**What you should do:** Leave the pictures out, and retype all of the material exactly as written.

☆ ☆ ☆ ☆

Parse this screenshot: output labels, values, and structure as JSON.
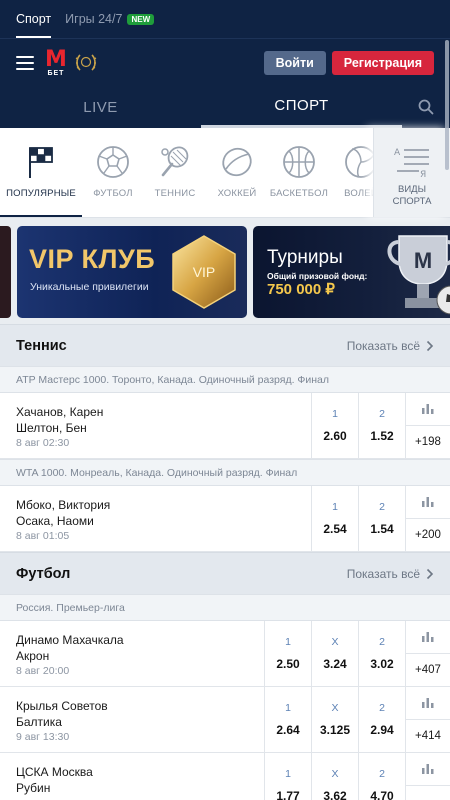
{
  "top_tabs": [
    {
      "label": "Спорт",
      "active": true
    },
    {
      "label": "Игры 24/7",
      "active": false,
      "badge": "NEW"
    }
  ],
  "header": {
    "logo_letter": "M",
    "logo_text": "БЕТ",
    "login_label": "Войти",
    "register_label": "Регистрация"
  },
  "mode_tabs": [
    {
      "label": "LIVE",
      "active": false
    },
    {
      "label": "СПОРТ",
      "active": true
    }
  ],
  "sport_categories": [
    {
      "label": "Популярные",
      "icon": "flag-icon",
      "active": true
    },
    {
      "label": "Футбол",
      "icon": "football-icon"
    },
    {
      "label": "Теннис",
      "icon": "tennis-icon"
    },
    {
      "label": "Хоккей",
      "icon": "hockey-puck-icon"
    },
    {
      "label": "Баскетбол",
      "icon": "basketball-icon"
    },
    {
      "label": "Волей",
      "icon": "volleyball-icon"
    }
  ],
  "sport_types": {
    "label_line1": "Виды",
    "label_line2": "спорта",
    "icon_letter_top": "А",
    "icon_letter_bottom": "Я"
  },
  "banners": {
    "vip": {
      "title": "VIP КЛУБ",
      "subtitle": "Уникальные привилегии",
      "gem_text": "VIP"
    },
    "tournaments": {
      "title": "Турниры",
      "subtitle": "Общий призовой фонд:",
      "prize": "750 000 ₽",
      "cup_letter": "M"
    }
  },
  "sections": [
    {
      "title": "Теннис",
      "show_all": "Показать всё",
      "groups": [
        {
          "league": "ATP Мастерс 1000. Торонто, Канада. Одиночный разряд. Финал",
          "events": [
            {
              "team1": "Хачанов, Карен",
              "team2": "Шелтон, Бен",
              "date": "8 авг 02:30",
              "odds": [
                {
                  "label": "1",
                  "value": "2.60"
                },
                {
                  "label": "2",
                  "value": "1.52"
                }
              ],
              "more": "+198"
            }
          ]
        },
        {
          "league": "WTA 1000. Монреаль, Канада. Одиночный разряд. Финал",
          "events": [
            {
              "team1": "Мбоко, Виктория",
              "team2": "Осака, Наоми",
              "date": "8 авг 01:05",
              "odds": [
                {
                  "label": "1",
                  "value": "2.54"
                },
                {
                  "label": "2",
                  "value": "1.54"
                }
              ],
              "more": "+200"
            }
          ]
        }
      ]
    },
    {
      "title": "Футбол",
      "show_all": "Показать всё",
      "groups": [
        {
          "league": "Россия. Премьер-лига",
          "events": [
            {
              "team1": "Динамо Махачкала",
              "team2": "Акрон",
              "date": "8 авг 20:00",
              "odds": [
                {
                  "label": "1",
                  "value": "2.50"
                },
                {
                  "label": "X",
                  "value": "3.24"
                },
                {
                  "label": "2",
                  "value": "3.02"
                }
              ],
              "more": "+407"
            },
            {
              "team1": "Крылья Советов",
              "team2": "Балтика",
              "date": "9 авг 13:30",
              "odds": [
                {
                  "label": "1",
                  "value": "2.64"
                },
                {
                  "label": "X",
                  "value": "3.125"
                },
                {
                  "label": "2",
                  "value": "2.94"
                }
              ],
              "more": "+414"
            },
            {
              "team1": "ЦСКА Москва",
              "team2": "Рубин",
              "date": "",
              "odds": [
                {
                  "label": "1",
                  "value": "1.77"
                },
                {
                  "label": "X",
                  "value": "3.62"
                },
                {
                  "label": "2",
                  "value": "4.70"
                }
              ],
              "more": ""
            }
          ]
        }
      ]
    }
  ],
  "colors": {
    "brand_dark": "#0f2344",
    "register": "#d7263d",
    "login": "#54698b",
    "accent_gold": "#f2c76a"
  }
}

☆ ☆ ☆ ☆

**Task answer:**
Parse this screenshot: output labels, values, and structure as JSON.
{
  "top_tabs": [
    {
      "label": "Спорт",
      "active": true
    },
    {
      "label": "Игры 24/7",
      "active": false,
      "badge": "NEW"
    }
  ],
  "header": {
    "logo_letter": "M",
    "logo_text": "БЕТ",
    "login_label": "Войти",
    "register_label": "Регистрация"
  },
  "mode_tabs": [
    {
      "label": "LIVE",
      "active": false
    },
    {
      "label": "СПОРТ",
      "active": true
    }
  ],
  "sport_categories": [
    {
      "label": "Популярные",
      "icon": "flag-icon",
      "active": true
    },
    {
      "label": "Футбол",
      "icon": "football-icon"
    },
    {
      "label": "Теннис",
      "icon": "tennis-icon"
    },
    {
      "label": "Хоккей",
      "icon": "hockey-puck-icon"
    },
    {
      "label": "Баскетбол",
      "icon": "basketball-icon"
    },
    {
      "label": "Волей",
      "icon": "volleyball-icon"
    }
  ],
  "sport_types": {
    "label_line1": "Виды",
    "label_line2": "спорта",
    "icon_letter_top": "А",
    "icon_letter_bottom": "Я"
  },
  "banners": {
    "vip": {
      "title": "VIP КЛУБ",
      "subtitle": "Уникальные привилегии",
      "gem_text": "VIP"
    },
    "tournaments": {
      "title": "Турниры",
      "subtitle": "Общий призовой фонд:",
      "prize": "750 000 ₽",
      "cup_letter": "M"
    }
  },
  "sections": [
    {
      "title": "Теннис",
      "show_all": "Показать всё",
      "groups": [
        {
          "league": "ATP Мастерс 1000. Торонто, Канада. Одиночный разряд. Финал",
          "events": [
            {
              "team1": "Хачанов, Карен",
              "team2": "Шелтон, Бен",
              "date": "8 авг 02:30",
              "odds": [
                {
                  "label": "1",
                  "value": "2.60"
                },
                {
                  "label": "2",
                  "value": "1.52"
                }
              ],
              "more": "+198"
            }
          ]
        },
        {
          "league": "WTA 1000. Монреаль, Канада. Одиночный разряд. Финал",
          "events": [
            {
              "team1": "Мбоко, Виктория",
              "team2": "Осака, Наоми",
              "date": "8 авг 01:05",
              "odds": [
                {
                  "label": "1",
                  "value": "2.54"
                },
                {
                  "label": "2",
                  "value": "1.54"
                }
              ],
              "more": "+200"
            }
          ]
        }
      ]
    },
    {
      "title": "Футбол",
      "show_all": "Показать всё",
      "groups": [
        {
          "league": "Россия. Премьер-лига",
          "events": [
            {
              "team1": "Динамо Махачкала",
              "team2": "Акрон",
              "date": "8 авг 20:00",
              "odds": [
                {
                  "label": "1",
                  "value": "2.50"
                },
                {
                  "label": "X",
                  "value": "3.24"
                },
                {
                  "label": "2",
                  "value": "3.02"
                }
              ],
              "more": "+407"
            },
            {
              "team1": "Крылья Советов",
              "team2": "Балтика",
              "date": "9 авг 13:30",
              "odds": [
                {
                  "label": "1",
                  "value": "2.64"
                },
                {
                  "label": "X",
                  "value": "3.125"
                },
                {
                  "label": "2",
                  "value": "2.94"
                }
              ],
              "more": "+414"
            },
            {
              "team1": "ЦСКА Москва",
              "team2": "Рубин",
              "date": "",
              "odds": [
                {
                  "label": "1",
                  "value": "1.77"
                },
                {
                  "label": "X",
                  "value": "3.62"
                },
                {
                  "label": "2",
                  "value": "4.70"
                }
              ],
              "more": ""
            }
          ]
        }
      ]
    }
  ],
  "colors": {
    "brand_dark": "#0f2344",
    "register": "#d7263d",
    "login": "#54698b",
    "accent_gold": "#f2c76a"
  }
}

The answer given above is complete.